Task input ->
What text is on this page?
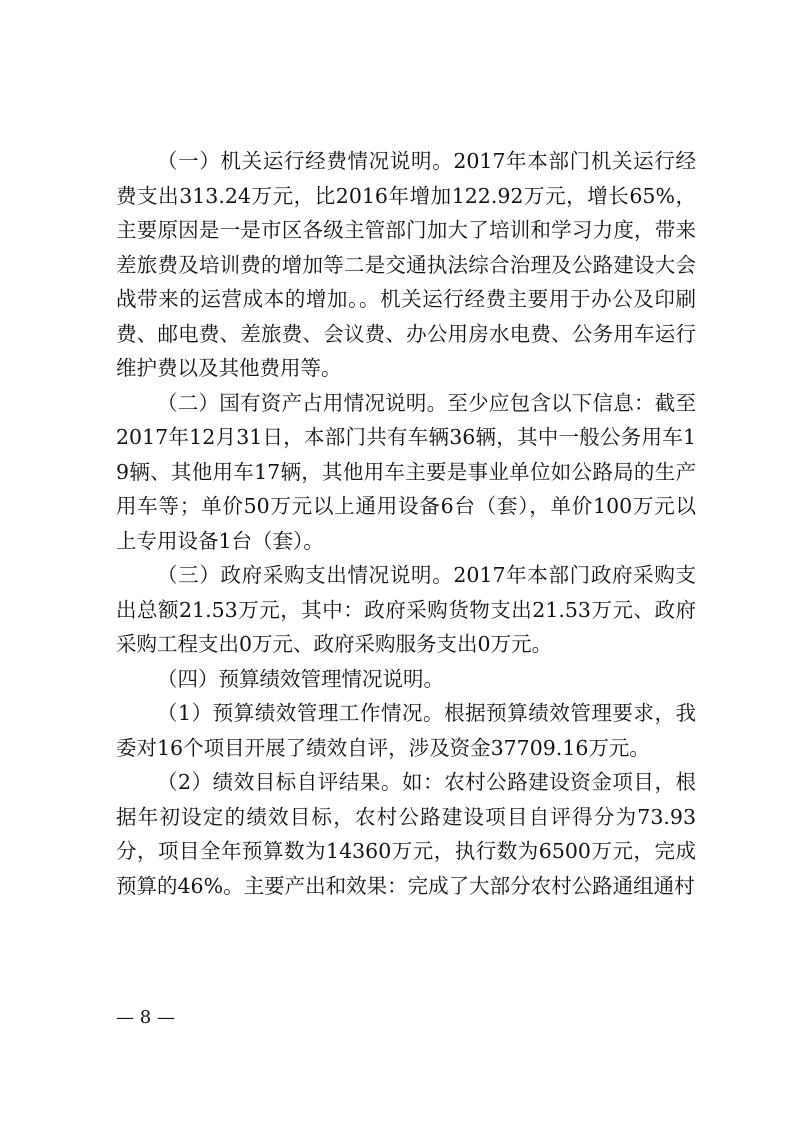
（一）机关运行经费情况说明。2017年本部门机关运行经费支出313.24万元，比2016年增加122.92万元，增长65%，主要原因是一是市区各级主管部门加大了培训和学习力度，带来差旅费及培训费的增加等二是交通执法综合治理及公路建设大会战带来的运营成本的增加。。机关运行经费主要用于办公及印刷费、邮电费、差旅费、会议费、办公用房水电费、公务用车运行维护费以及其他费用等。

（二）国有资产占用情况说明。至少应包含以下信息：截至2017年12月31日，本部门共有车辆36辆，其中一般公务用车19辆、其他用车17辆，其他用车主要是事业单位如公路局的生产用车等；单价50万元以上通用设备6台（套），单价100万元以上专用设备1台（套）。

（三）政府采购支出情况说明。2017年本部门政府采购支出总额21.53万元，其中：政府采购货物支出21.53万元、政府采购工程支出0万元、政府采购服务支出0万元。

（四）预算绩效管理情况说明。

（1）预算绩效管理工作情况。根据预算绩效管理要求，我委对16个项目开展了绩效自评，涉及资金37709.16万元。

（2）绩效目标自评结果。如：农村公路建设资金项目，根据年初设定的绩效目标，农村公路建设项目自评得分为73.93分，项目全年预算数为14360万元，执行数为6500万元，完成预算的46%。主要产出和效果：完成了大部分农村公路通组通村

— 8 —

Aim -> Print all of the entries word for word. Omit the pictures they contain.

Task response ->
What text is on this page?
（一）机关运行经费情况说明。2017年本部门机关运行经费支出313.24万元，比2016年增加122.92万元，增长65%，主要原因是一是市区各级主管部门加大了培训和学习力度，带来差旅费及培训费的增加等二是交通执法综合治理及公路建设大会战带来的运营成本的增加。。机关运行经费主要用于办公及印刷费、邮电费、差旅费、会议费、办公用房水电费、公务用车运行维护费以及其他费用等。

（二）国有资产占用情况说明。至少应包含以下信息：截至2017年12月31日，本部门共有车辆36辆，其中一般公务用车19辆、其他用车17辆，其他用车主要是事业单位如公路局的生产用车等；单价50万元以上通用设备6台（套），单价100万元以上专用设备1台（套）。

（三）政府采购支出情况说明。2017年本部门政府采购支出总额21.53万元，其中：政府采购货物支出21.53万元、政府采购工程支出0万元、政府采购服务支出0万元。

（四）预算绩效管理情况说明。

（1）预算绩效管理工作情况。根据预算绩效管理要求，我委对16个项目开展了绩效自评，涉及资金37709.16万元。

（2）绩效目标自评结果。如：农村公路建设资金项目，根据年初设定的绩效目标，农村公路建设项目自评得分为73.93分，项目全年预算数为14360万元，执行数为6500万元，完成预算的46%。主要产出和效果：完成了大部分农村公路通组通村

— 8 —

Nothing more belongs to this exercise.